EXERCISE REQUIREMENTS:
Leaving out every picture, quote the data below exactly as it appears.

ROWS:
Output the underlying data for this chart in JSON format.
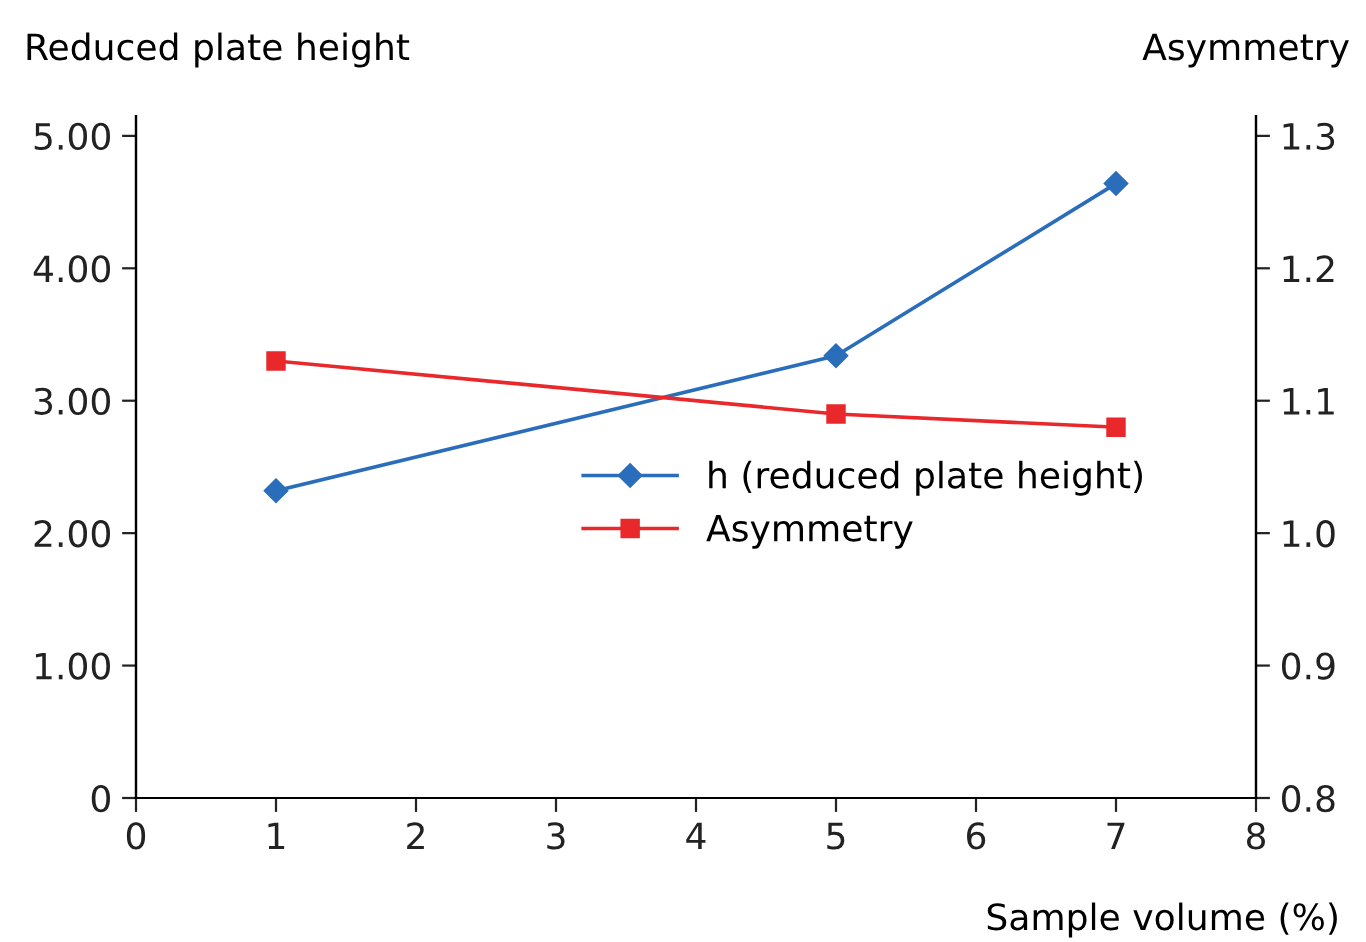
{
  "chart_data": {
    "type": "line",
    "ylabel": "Reduced plate height",
    "y2label": "Asymmetry",
    "xlabel": "Sample volume (%)",
    "x": [
      1,
      5,
      7
    ],
    "series": [
      {
        "name": "h (reduced plate height)",
        "color": "#2a6ebb",
        "values": [
          2.32,
          3.34,
          4.64
        ],
        "marker": "diamond"
      },
      {
        "name": "Asymmetry",
        "color": "#e8282b",
        "values": [
          1.13,
          1.09,
          1.08
        ],
        "marker": "square",
        "axis": "y2"
      }
    ],
    "xlim": [
      0,
      8
    ],
    "xticks": [
      0,
      1,
      2,
      3,
      4,
      5,
      6,
      7,
      8
    ],
    "ylim": [
      0,
      5.15
    ],
    "yticks": [
      0,
      {
        "value": 1,
        "label": "1.00"
      },
      {
        "value": 2,
        "label": "2.00"
      },
      {
        "value": 3,
        "label": "3.00"
      },
      {
        "value": 4,
        "label": "4.00"
      },
      {
        "value": 5,
        "label": "5.00"
      }
    ],
    "y2lim": [
      0.8,
      1.315
    ],
    "y2ticks": [
      0.8,
      0.9,
      {
        "value": 1.0,
        "label": "1.0"
      },
      1.1,
      1.2,
      1.3
    ],
    "grid": false,
    "legend": "center right",
    "line_style": "solid"
  }
}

EXPECTED ANSWER:
Output the underlying data for this chart in JSON format.
{
  "chart_data": {
    "type": "line",
    "ylabel": "Reduced plate height",
    "y2label": "Asymmetry",
    "xlabel": "Sample volume (%)",
    "x": [
      1,
      5,
      7
    ],
    "series": [
      {
        "name": "h (reduced plate height)",
        "color": "#2a6ebb",
        "values": [
          2.32,
          3.34,
          4.64
        ],
        "marker": "diamond"
      },
      {
        "name": "Asymmetry",
        "color": "#e8282b",
        "values": [
          1.13,
          1.09,
          1.08
        ],
        "marker": "square",
        "axis": "y2"
      }
    ],
    "xlim": [
      0,
      8
    ],
    "xticks": [
      0,
      1,
      2,
      3,
      4,
      5,
      6,
      7,
      8
    ],
    "ylim": [
      0,
      5.15
    ],
    "yticks": [
      0,
      {
        "value": 1,
        "label": "1.00"
      },
      {
        "value": 2,
        "label": "2.00"
      },
      {
        "value": 3,
        "label": "3.00"
      },
      {
        "value": 4,
        "label": "4.00"
      },
      {
        "value": 5,
        "label": "5.00"
      }
    ],
    "y2lim": [
      0.8,
      1.315
    ],
    "y2ticks": [
      0.8,
      0.9,
      {
        "value": 1.0,
        "label": "1.0"
      },
      1.1,
      1.2,
      1.3
    ],
    "grid": false,
    "legend": "center right",
    "line_style": "solid"
  }
}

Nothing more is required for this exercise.